◆ **Task directions**: In your copy, leave out the pictures and repeat the entries below exactly.
- - - - - - -
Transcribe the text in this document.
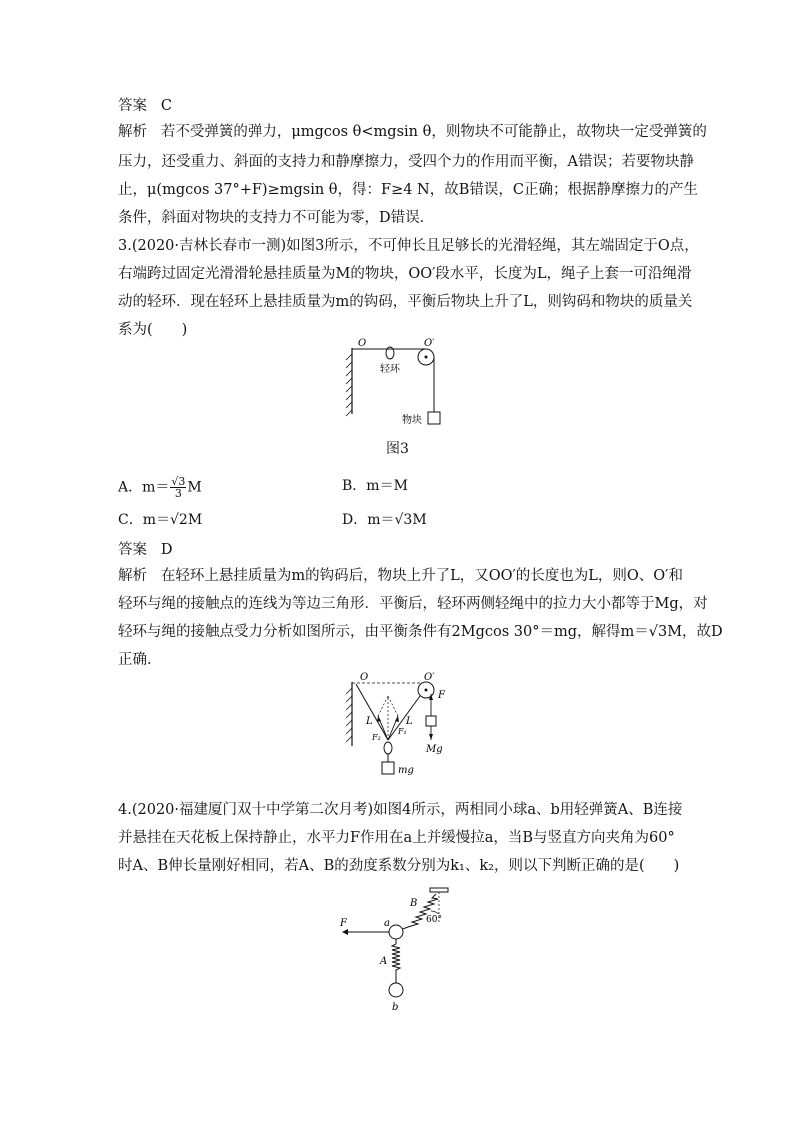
答案 C
解析 若不受弹簧的弹力，μmgcos θ<mgsin θ，则物块不可能静止，故物块一定受弹簧的
压力，还受重力、斜面的支持力和静摩擦力，受四个力的作用而平衡，A错误；若要物块静
止，μ(mgcos 37°+F)≥mgsin θ，得：F≥4 N，故B错误，C正确；根据静摩擦力的产生
条件，斜面对物块的支持力不可能为零，D错误．
3.(2020·吉林长春市一测)如图3所示，不可伸长且足够长的光滑轻绳，其左端固定于O点，
右端跨过固定光滑滑轮悬挂质量为M的物块，OO′段水平，长度为L，绳子上套一可沿绳滑
动的轻环．现在轻环上悬挂质量为m的钩码，平衡后物块上升了L，则钩码和物块的质量关
系为(　　)
O	O′
轻环
物块
图3
A．$m= \frac{√3}{3}$ M	B．m＝M
C．m＝√2M	D．m＝√3M
答案 D
解析 在轻环上悬挂质量为m的钩码后，物块上升了L，又OO′的长度也为L，则O、O′和
轻环与绳的接触点的连线为等边三角形．平衡后，轻环两侧轻绳中的拉力大小都等于Mg，对
轻环与绳的接触点受力分析如图所示，由平衡条件有2Mgcos 30°＝mg，解得m＝√3M，故D
正确．
O	O′
L	L
F
F₁
F₂
Mg
mg
4.(2020·福建厦门双十中学第二次月考)如图4所示，两相同小球a、b用轻弹簧A、B连接
并悬挂在天花板上保持静止，水平力F作用在a上并缓慢拉a，当B与竖直方向夹角为60°
时A、B伸长量刚好相同，若A、B的劲度系数分别为k₁、k₂，则以下判断正确的是(　　)
F	a
b
A
B
60°
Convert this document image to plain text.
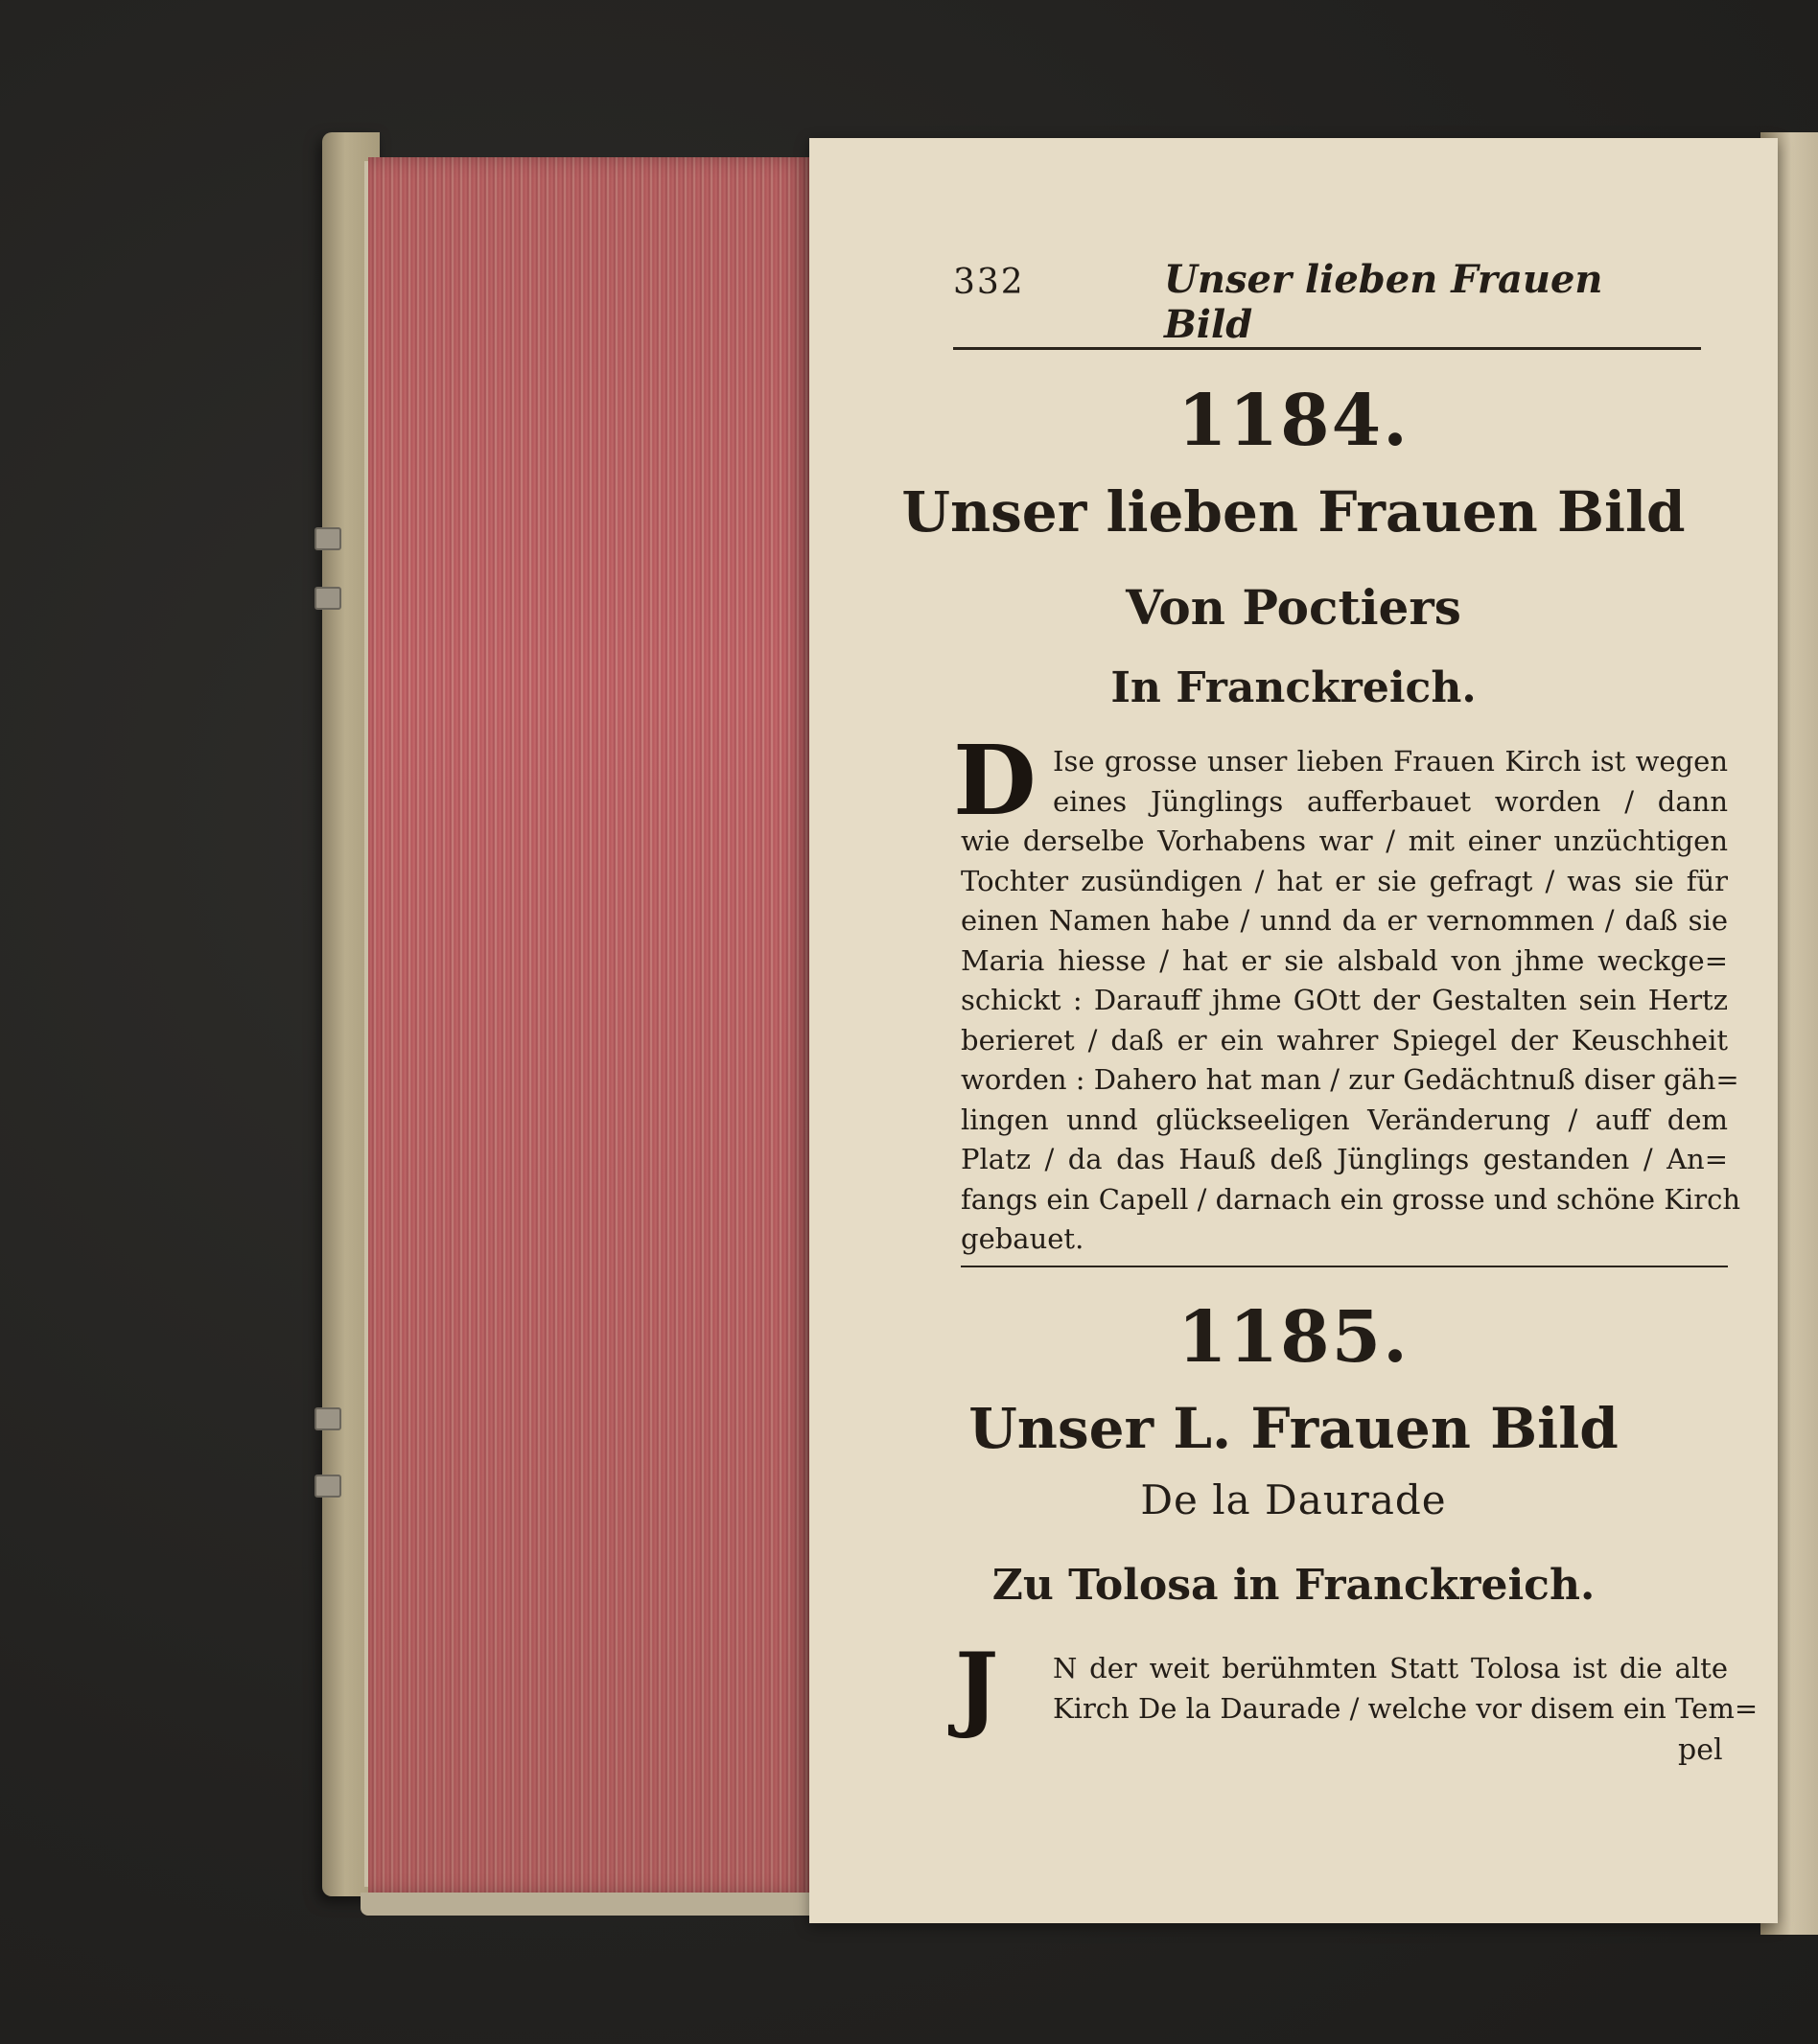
332	Unser lieben Frauen Bild
1184.
Unser lieben Frauen Bild
Von Poctiers
In Franckreich.
D Ise grosse unser lieben Frauen Kirch ist wegen
eines Jünglings aufferbauet worden / dann
wie derselbe Vorhabens war / mit einer unzüchtigen
Tochter zusündigen / hat er sie gefragt / was sie für
einen Namen habe / unnd da er vernommen / daß sie
Maria hiesse / hat er sie alsbald von jhme weckge=
schickt : Darauff jhme GOtt der Gestalten sein Hertz
berieret / daß er ein wahrer Spiegel der Keuschheit
worden : Dahero hat man / zur Gedächtnuß diser gäh=
lingen unnd glückseeligen Veränderung / auff dem
Platz / da das Hauß deß Jünglings gestanden / An=
fangs ein Capell / darnach ein grosse und schöne Kirch
gebauet.
1185.
Unser L. Frauen Bild
De la Daurade
Zu Tolosa in Franckreich.
J N der weit berühmten Statt Tolosa ist die alte
Kirch De la Daurade / welche vor disem ein Tem=
pel
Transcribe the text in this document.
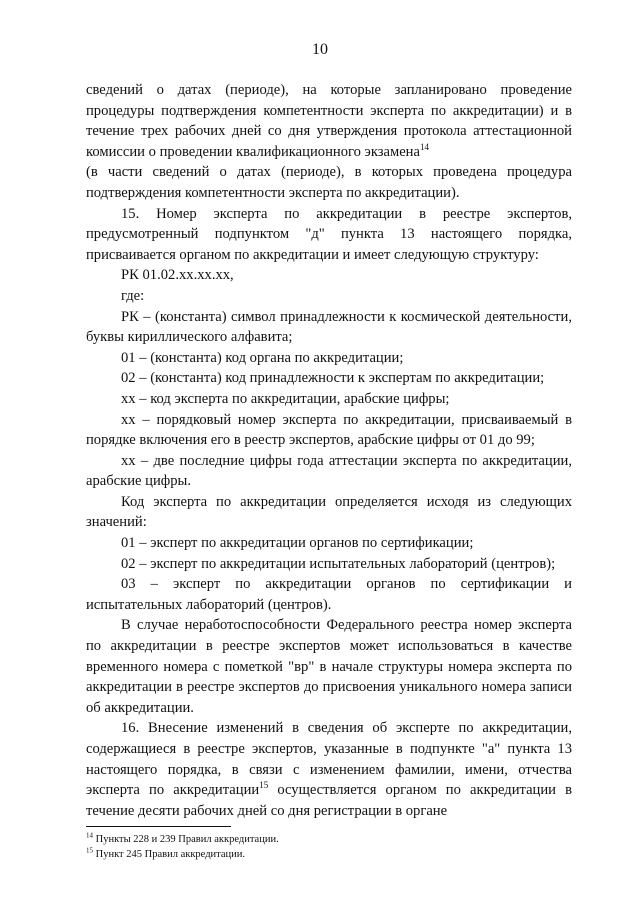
10

сведений о датах (периоде), на которые запланировано проведение процедуры подтверждения компетентности эксперта по аккредитации) и в течение трех рабочих дней со дня утверждения протокола аттестационной комиссии о проведении квалификационного экзамена$^{14}$

(в части сведений о датах (периоде), в которых проведена процедура подтверждения компетентности эксперта по аккредитации).

15. Номер эксперта по аккредитации в реестре экспертов, предусмотренный подпунктом "д" пункта 13 настоящего порядка, присваивается органом по аккредитации и имеет следующую структуру:

РК 01.02.хх.хх.хх,

где:

РК – (константа) символ принадлежности к космической деятельности, буквы кириллического алфавита;

01 – (константа) код органа по аккредитации;

02 – (константа) код принадлежности к экспертам по аккредитации;

хх – код эксперта по аккредитации, арабские цифры;

хх – порядковый номер эксперта по аккредитации, присваиваемый в порядке включения его в реестр экспертов, арабские цифры от 01 до 99;

хх – две последние цифры года аттестации эксперта по аккредитации, арабские цифры.

Код эксперта по аккредитации определяется исходя из следующих значений:

01 – эксперт по аккредитации органов по сертификации;

02 – эксперт по аккредитации испытательных лабораторий (центров);

03 – эксперт по аккредитации органов по сертификации и испытательных лабораторий (центров).

В случае неработоспособности Федерального реестра номер эксперта по аккредитации в реестре экспертов может использоваться в качестве временного номера с пометкой "вр" в начале структуры номера эксперта по аккредитации в реестре экспертов до присвоения уникального номера записи об аккредитации.

16. Внесение изменений в сведения об эксперте по аккредитации, содержащиеся в реестре экспертов, указанные в подпункте "а" пункта 13 настоящего порядка, в связи с изменением фамилии, имени, отчества эксперта по аккредитации$^{15}$ осуществляется органом по аккредитации в течение десяти рабочих дней со дня регистрации в органе

$^{14}$ Пункты 228 и 239 Правил аккредитации.
$^{15}$ Пункт 245 Правил аккредитации.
- - - - - - -
◆ **Result for this task**:
Transcribe the text in this document.
答案 C
解析 若不受弹簧的弹力，μmgcos θ<mgsin θ，则物块不可能静止，故物块一定受弹簧的
压力，还受重力、斜面的支持力和静摩擦力，受四个力的作用而平衡，A错误；若要物块静
止，μ(mgcos 37°+F)≥mgsin θ，得：F≥4 N，故B错误，C正确；根据静摩擦力的产生
条件，斜面对物块的支持力不可能为零，D错误．
3.(2020·吉林长春市一测)如图3所示，不可伸长且足够长的光滑轻绳，其左端固定于O点，
右端跨过固定光滑滑轮悬挂质量为M的物块，OO′段水平，长度为L，绳子上套一可沿绳滑
动的轻环．现在轻环上悬挂质量为m的钩码，平衡后物块上升了L，则钩码和物块的质量关
系为(　　)
O	O′
轻环
物块
图3
A．$m= \frac{√3}{3}$ M	B．m＝M
C．m＝√2M	D．m＝√3M
答案 D
解析 在轻环上悬挂质量为m的钩码后，物块上升了L，又OO′的长度也为L，则O、O′和
轻环与绳的接触点的连线为等边三角形．平衡后，轻环两侧轻绳中的拉力大小都等于Mg，对
轻环与绳的接触点受力分析如图所示，由平衡条件有2Mgcos 30°＝mg，解得m＝√3M，故D
正确．
O	O′
L	L
F
F₁
F₂
Mg
mg
4.(2020·福建厦门双十中学第二次月考)如图4所示，两相同小球a、b用轻弹簧A、B连接
并悬挂在天花板上保持静止，水平力F作用在a上并缓慢拉a，当B与竖直方向夹角为60°
时A、B伸长量刚好相同，若A、B的劲度系数分别为k₁、k₂，则以下判断正确的是(　　)
F	a
b
A
B
60°
Convert this document image to plain text.
332	Unser lieben Frauen Bild
1184.
Unser lieben Frauen Bild
Von Poctiers
In Franckreich.
D Ise grosse unser lieben Frauen Kirch ist wegen
eines Jünglings aufferbauet worden / dann
wie derselbe Vorhabens war / mit einer unzüchtigen
Tochter zusündigen / hat er sie gefragt / was sie für
einen Namen habe / unnd da er vernommen / daß sie
Maria hiesse / hat er sie alsbald von jhme weckge=
schickt : Darauff jhme GOtt der Gestalten sein Hertz
berieret / daß er ein wahrer Spiegel der Keuschheit
worden : Dahero hat man / zur Gedächtnuß diser gäh=
lingen unnd glückseeligen Veränderung / auff dem
Platz / da das Hauß deß Jünglings gestanden / An=
fangs ein Capell / darnach ein grosse und schöne Kirch
gebauet.
1185.
Unser L. Frauen Bild
De la Daurade
Zu Tolosa in Franckreich.
J N der weit berühmten Statt Tolosa ist die alte
Kirch De la Daurade / welche vor disem ein Tem=
pel
Transcribe the text in this document.
10

сведений о датах (периоде), на которые запланировано проведение процедуры подтверждения компетентности эксперта по аккредитации) и в течение трех рабочих дней со дня утверждения протокола аттестационной комиссии о проведении квалификационного экзамена$^{14}$

(в части сведений о датах (периоде), в которых проведена процедура подтверждения компетентности эксперта по аккредитации).

15. Номер эксперта по аккредитации в реестре экспертов, предусмотренный подпунктом "д" пункта 13 настоящего порядка, присваивается органом по аккредитации и имеет следующую структуру:

РК 01.02.хх.хх.хх,

где:

РК – (константа) символ принадлежности к космической деятельности, буквы кириллического алфавита;

01 – (константа) код органа по аккредитации;

02 – (константа) код принадлежности к экспертам по аккредитации;

хх – код эксперта по аккредитации, арабские цифры;

хх – порядковый номер эксперта по аккредитации, присваиваемый в порядке включения его в реестр экспертов, арабские цифры от 01 до 99;

хх – две последние цифры года аттестации эксперта по аккредитации, арабские цифры.

Код эксперта по аккредитации определяется исходя из следующих значений:

01 – эксперт по аккредитации органов по сертификации;

02 – эксперт по аккредитации испытательных лабораторий (центров);

03 – эксперт по аккредитации органов по сертификации и испытательных лабораторий (центров).

В случае неработоспособности Федерального реестра номер эксперта по аккредитации в реестре экспертов может использоваться в качестве временного номера с пометкой "вр" в начале структуры номера эксперта по аккредитации в реестре экспертов до присвоения уникального номера записи об аккредитации.

16. Внесение изменений в сведения об эксперте по аккредитации, содержащиеся в реестре экспертов, указанные в подпункте "а" пункта 13 настоящего порядка, в связи с изменением фамилии, имени, отчества эксперта по аккредитации$^{15}$ осуществляется органом по аккредитации в течение десяти рабочих дней со дня регистрации в органе

$^{14}$ Пункты 228 и 239 Правил аккредитации.
$^{15}$ Пункт 245 Правил аккредитации.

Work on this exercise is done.